* Start *

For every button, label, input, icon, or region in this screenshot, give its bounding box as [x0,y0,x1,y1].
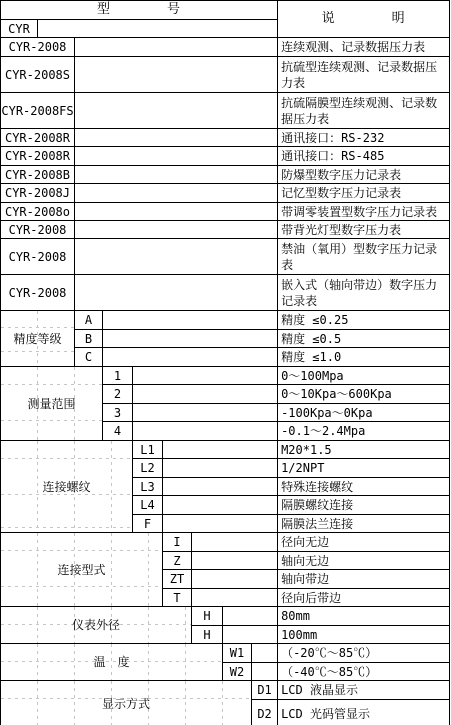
option-desc-cell: （-40℃～85℃） [278,663,450,681]
group-label-connection-type: 连接型式 [1,533,163,607]
spacer-cell [75,239,278,275]
option-code-cell: H [192,626,223,644]
option-code-cell: A [75,311,103,330]
table-row: 仪表外径 H 80mm [1,607,450,626]
option-code-cell: L2 [133,459,163,478]
model-code-cell: CYR-2008FS [1,93,75,129]
option-code-cell: ZT [163,570,192,589]
model-code-cell: CYR-2008 [1,239,75,275]
spacer-cell [192,533,278,552]
table-row: CYR-2008o 带调零装置型数字压力记录表 [1,203,450,221]
group-label-thread: 连接螺纹 [1,441,133,533]
spacer-cell [163,515,278,533]
group-label-display: 显示方式 [1,681,252,725]
spacer-cell [192,570,278,589]
model-desc-cell: 通讯接口：RS-485 [278,147,450,166]
option-code-cell: T [163,589,192,607]
option-desc-cell: 0～10Kpa～600Kpa [278,385,450,404]
table-row: 型 号 说 明 [1,1,450,20]
option-code-cell: W2 [223,663,252,681]
option-code-cell: I [163,533,192,552]
model-desc-cell: 防爆型数字压力记录表 [278,166,450,184]
option-desc-cell: 径向后带边 [278,589,450,607]
option-desc-cell: 精度 ≤0.25 [278,311,450,330]
spacer-cell [192,589,278,607]
model-code-cell: CYR-2008 [1,275,75,311]
spacer-cell [75,147,278,166]
spacer-cell [75,129,278,147]
option-code-cell: 3 [103,404,133,422]
group-label-range: 测量范围 [1,367,103,441]
option-desc-cell: 80mm [278,607,450,626]
model-code-cell: CYR-2008S [1,57,75,93]
description-column-header: 说 明 [278,1,450,38]
spacer-cell [163,478,278,496]
option-desc-cell: 1/2NPT [278,459,450,478]
table-row: CYR-2008 嵌入式（轴向带边）数字压力记录表 [1,275,450,311]
option-desc-cell: 隔膜法兰连接 [278,515,450,533]
spec-sheet: 型 号 说 明 CYR CYR-2008 连续观测、记录数据压力表 CYR-20… [0,0,451,725]
option-desc-cell: -100Kpa～0Kpa [278,404,450,422]
table-row: 显示方式 D1 LCD 液晶显示 [1,681,450,700]
spacer-cell [252,663,278,681]
group-label-diameter: 仪表外径 [1,607,192,644]
model-desc-cell: 抗硫隔膜型连续观测、记录数据压力表 [278,93,450,129]
model-code-cell: CYR-2008 [1,221,75,239]
spacer-cell [133,404,278,422]
spacer-cell [133,422,278,441]
spacer-cell [75,38,278,57]
option-desc-cell: 特殊连接螺纹 [278,478,450,496]
spacer-cell [103,330,278,348]
option-desc-cell: LCD 光码管显示 [278,700,450,725]
spacer-cell [192,552,278,570]
option-code-cell: D2 [252,700,278,725]
option-desc-cell: 隔膜螺纹连接 [278,496,450,515]
table-row: CYR-2008R 通讯接口：RS-232 [1,129,450,147]
table-row: 温 度 W1 （-20℃～85℃） [1,644,450,663]
option-code-cell: D1 [252,681,278,700]
series-prefix-cell: CYR [1,20,38,38]
table-row: 测量范围 1 0～100Mpa [1,367,450,385]
model-desc-cell: 带背光灯型数字压力表 [278,221,450,239]
spacer-cell [75,203,278,221]
option-code-cell: L1 [133,441,163,459]
table-row: CYR-2008 连续观测、记录数据压力表 [1,38,450,57]
spacer-cell [133,385,278,404]
option-desc-cell: （-20℃～85℃） [278,644,450,663]
spacer-cell [223,626,278,644]
model-code-cell: CYR-2008J [1,184,75,203]
table-row: CYR-2008FS 抗硫隔膜型连续观测、记录数据压力表 [1,93,450,129]
model-desc-cell: 通讯接口：RS-232 [278,129,450,147]
model-code-cell: CYR-2008R [1,147,75,166]
model-code-cell: CYR-2008R [1,129,75,147]
table-row: CYR-2008S 抗硫型连续观测、记录数据压力表 [1,57,450,93]
option-code-cell: H [192,607,223,626]
option-code-cell: Z [163,552,192,570]
model-desc-cell: 嵌入式（轴向带边）数字压力记录表 [278,275,450,311]
model-code-cell: CYR-2008o [1,203,75,221]
option-desc-cell: 精度 ≤0.5 [278,330,450,348]
spacer-cell [252,644,278,663]
spacer-cell [163,441,278,459]
option-desc-cell: 轴向带边 [278,570,450,589]
model-spec-table: 型 号 说 明 CYR CYR-2008 连续观测、记录数据压力表 CYR-20… [0,0,450,725]
spacer-cell [223,607,278,626]
spacer-cell [75,93,278,129]
spacer-cell [75,184,278,203]
option-desc-cell: LCD 液晶显示 [278,681,450,700]
table-row: 连接型式 I 径向无边 [1,533,450,552]
table-row: CYR-2008B 防爆型数字压力记录表 [1,166,450,184]
option-desc-cell: M20*1.5 [278,441,450,459]
option-code-cell: F [133,515,163,533]
model-column-header: 型 号 [1,1,278,20]
option-desc-cell: 轴向无边 [278,552,450,570]
option-code-cell: L3 [133,478,163,496]
option-code-cell: 2 [103,385,133,404]
model-code-cell: CYR-2008B [1,166,75,184]
spacer-cell [163,459,278,478]
option-desc-cell: 0～100Mpa [278,367,450,385]
spacer-cell [75,166,278,184]
model-desc-cell: 禁油（氧用）型数字压力记录表 [278,239,450,275]
spacer-cell [75,275,278,311]
spacer-cell [75,57,278,93]
option-desc-cell: 径向无边 [278,533,450,552]
table-row: 连接螺纹 L1 M20*1.5 [1,441,450,459]
model-code-cell: CYR-2008 [1,38,75,57]
option-code-cell: L4 [133,496,163,515]
option-code-cell: 1 [103,367,133,385]
option-code-cell: B [75,330,103,348]
spacer-cell [75,221,278,239]
spacer-cell [38,20,278,38]
option-code-cell: W1 [223,644,252,663]
spacer-cell [163,496,278,515]
option-desc-cell: -0.1～2.4Mpa [278,422,450,441]
spacer-cell [103,348,278,367]
option-code-cell: C [75,348,103,367]
table-row: CYR-2008 带背光灯型数字压力表 [1,221,450,239]
table-row: CYR-2008 禁油（氧用）型数字压力记录表 [1,239,450,275]
group-label-accuracy: 精度等级 [1,311,75,367]
table-row: CYR-2008J 记忆型数字压力记录表 [1,184,450,203]
table-row: 精度等级 A 精度 ≤0.25 [1,311,450,330]
model-desc-cell: 带调零装置型数字压力记录表 [278,203,450,221]
table-row: CYR-2008R 通讯接口：RS-485 [1,147,450,166]
spacer-cell [103,311,278,330]
group-label-temperature: 温 度 [1,644,223,681]
option-code-cell: 4 [103,422,133,441]
model-desc-cell: 抗硫型连续观测、记录数据压力表 [278,57,450,93]
model-desc-cell: 连续观测、记录数据压力表 [278,38,450,57]
option-desc-cell: 精度 ≤1.0 [278,348,450,367]
option-desc-cell: 100mm [278,626,450,644]
model-desc-cell: 记忆型数字压力记录表 [278,184,450,203]
spacer-cell [133,367,278,385]
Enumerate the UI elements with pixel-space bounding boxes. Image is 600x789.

* End *

_WORK TO COMPLETE_. Rewrite all the lines above, changing every "spacer-cell" to "empty-cell" and keeping everything else the same. Leave the pictures out.

_RESPONSE TO THE EXERCISE_.
For every button, label, input, icon, or region in this screenshot, give its bounding box as [x0,y0,x1,y1].
option-desc-cell: （-40℃～85℃） [278,663,450,681]
group-label-connection-type: 连接型式 [1,533,163,607]
empty-cell [75,239,278,275]
option-code-cell: H [192,626,223,644]
option-code-cell: A [75,311,103,330]
table-row: 仪表外径 H 80mm [1,607,450,626]
option-code-cell: L2 [133,459,163,478]
model-code-cell: CYR-2008FS [1,93,75,129]
option-code-cell: ZT [163,570,192,589]
model-code-cell: CYR-2008 [1,239,75,275]
empty-cell [192,533,278,552]
table-row: CYR-2008o 带调零装置型数字压力记录表 [1,203,450,221]
group-label-thread: 连接螺纹 [1,441,133,533]
empty-cell [163,515,278,533]
group-label-display: 显示方式 [1,681,252,725]
empty-cell [192,570,278,589]
model-desc-cell: 通讯接口：RS-485 [278,147,450,166]
option-code-cell: T [163,589,192,607]
option-desc-cell: 0～10Kpa～600Kpa [278,385,450,404]
table-row: 型 号 说 明 [1,1,450,20]
option-code-cell: W2 [223,663,252,681]
option-code-cell: I [163,533,192,552]
model-desc-cell: 防爆型数字压力记录表 [278,166,450,184]
option-desc-cell: 径向后带边 [278,589,450,607]
option-desc-cell: 精度 ≤0.25 [278,311,450,330]
empty-cell [192,589,278,607]
model-code-cell: CYR-2008 [1,275,75,311]
empty-cell [75,147,278,166]
empty-cell [75,129,278,147]
option-code-cell: 3 [103,404,133,422]
group-label-range: 测量范围 [1,367,103,441]
option-desc-cell: 80mm [278,607,450,626]
model-code-cell: CYR-2008S [1,57,75,93]
description-column-header: 说 明 [278,1,450,38]
empty-cell [163,478,278,496]
option-desc-cell: 1/2NPT [278,459,450,478]
table-row: CYR-2008 嵌入式（轴向带边）数字压力记录表 [1,275,450,311]
option-desc-cell: 隔膜法兰连接 [278,515,450,533]
spec-sheet: 型 号 说 明 CYR CYR-2008 连续观测、记录数据压力表 CYR-20… [0,0,451,725]
option-desc-cell: -100Kpa～0Kpa [278,404,450,422]
table-row: 显示方式 D1 LCD 液晶显示 [1,681,450,700]
empty-cell [252,663,278,681]
group-label-diameter: 仪表外径 [1,607,192,644]
model-desc-cell: 抗硫隔膜型连续观测、记录数据压力表 [278,93,450,129]
model-code-cell: CYR-2008 [1,221,75,239]
empty-cell [133,404,278,422]
empty-cell [133,422,278,441]
empty-cell [75,38,278,57]
option-desc-cell: 特殊连接螺纹 [278,478,450,496]
empty-cell [103,330,278,348]
option-desc-cell: LCD 光码管显示 [278,700,450,725]
empty-cell [192,552,278,570]
option-code-cell: D2 [252,700,278,725]
option-desc-cell: 隔膜螺纹连接 [278,496,450,515]
table-row: CYR-2008R 通讯接口：RS-232 [1,129,450,147]
table-row: 温 度 W1 （-20℃～85℃） [1,644,450,663]
option-code-cell: D1 [252,681,278,700]
series-prefix-cell: CYR [1,20,38,38]
table-row: 测量范围 1 0～100Mpa [1,367,450,385]
model-desc-cell: 带背光灯型数字压力表 [278,221,450,239]
empty-cell [75,203,278,221]
option-code-cell: L1 [133,441,163,459]
table-row: CYR-2008 连续观测、记录数据压力表 [1,38,450,57]
empty-cell [133,385,278,404]
option-desc-cell: （-20℃～85℃） [278,644,450,663]
empty-cell [223,626,278,644]
model-code-cell: CYR-2008J [1,184,75,203]
table-row: CYR-2008FS 抗硫隔膜型连续观测、记录数据压力表 [1,93,450,129]
model-desc-cell: 通讯接口：RS-232 [278,129,450,147]
model-code-cell: CYR-2008R [1,147,75,166]
model-code-cell: CYR-2008R [1,129,75,147]
table-row: CYR-2008S 抗硫型连续观测、记录数据压力表 [1,57,450,93]
option-code-cell: H [192,607,223,626]
option-code-cell: Z [163,552,192,570]
model-desc-cell: 嵌入式（轴向带边）数字压力记录表 [278,275,450,311]
model-code-cell: CYR-2008o [1,203,75,221]
option-desc-cell: 精度 ≤0.5 [278,330,450,348]
empty-cell [252,644,278,663]
empty-cell [163,441,278,459]
option-desc-cell: 轴向带边 [278,570,450,589]
model-spec-table: 型 号 说 明 CYR CYR-2008 连续观测、记录数据压力表 CYR-20… [0,0,450,725]
empty-cell [223,607,278,626]
empty-cell [75,93,278,129]
empty-cell [75,184,278,203]
option-desc-cell: LCD 液晶显示 [278,681,450,700]
table-row: 连接型式 I 径向无边 [1,533,450,552]
table-row: CYR-2008B 防爆型数字压力记录表 [1,166,450,184]
option-desc-cell: M20*1.5 [278,441,450,459]
option-code-cell: F [133,515,163,533]
model-column-header: 型 号 [1,1,278,20]
option-desc-cell: 轴向无边 [278,552,450,570]
option-code-cell: L3 [133,478,163,496]
option-code-cell: 2 [103,385,133,404]
model-code-cell: CYR-2008B [1,166,75,184]
empty-cell [163,459,278,478]
option-desc-cell: 0～100Mpa [278,367,450,385]
empty-cell [75,166,278,184]
model-desc-cell: 禁油（氧用）型数字压力记录表 [278,239,450,275]
empty-cell [75,275,278,311]
empty-cell [75,57,278,93]
option-desc-cell: 径向无边 [278,533,450,552]
table-row: 连接螺纹 L1 M20*1.5 [1,441,450,459]
model-code-cell: CYR-2008 [1,38,75,57]
option-code-cell: L4 [133,496,163,515]
option-code-cell: 1 [103,367,133,385]
option-code-cell: B [75,330,103,348]
empty-cell [75,221,278,239]
empty-cell [38,20,278,38]
option-code-cell: W1 [223,644,252,663]
empty-cell [163,496,278,515]
option-desc-cell: -0.1～2.4Mpa [278,422,450,441]
empty-cell [103,348,278,367]
option-code-cell: C [75,348,103,367]
table-row: CYR-2008 带背光灯型数字压力表 [1,221,450,239]
table-row: CYR-2008 禁油（氧用）型数字压力记录表 [1,239,450,275]
group-label-accuracy: 精度等级 [1,311,75,367]
table-row: CYR-2008J 记忆型数字压力记录表 [1,184,450,203]
table-row: 精度等级 A 精度 ≤0.25 [1,311,450,330]
model-desc-cell: 带调零装置型数字压力记录表 [278,203,450,221]
table-row: CYR-2008R 通讯接口：RS-485 [1,147,450,166]
empty-cell [103,311,278,330]
group-label-temperature: 温 度 [1,644,223,681]
option-code-cell: 4 [103,422,133,441]
model-desc-cell: 抗硫型连续观测、记录数据压力表 [278,57,450,93]
model-desc-cell: 连续观测、记录数据压力表 [278,38,450,57]
option-desc-cell: 精度 ≤1.0 [278,348,450,367]
option-desc-cell: 100mm [278,626,450,644]
model-desc-cell: 记忆型数字压力记录表 [278,184,450,203]
empty-cell [133,367,278,385]
Enumerate the UI elements with pixel-space bounding boxes. Image is 600x789.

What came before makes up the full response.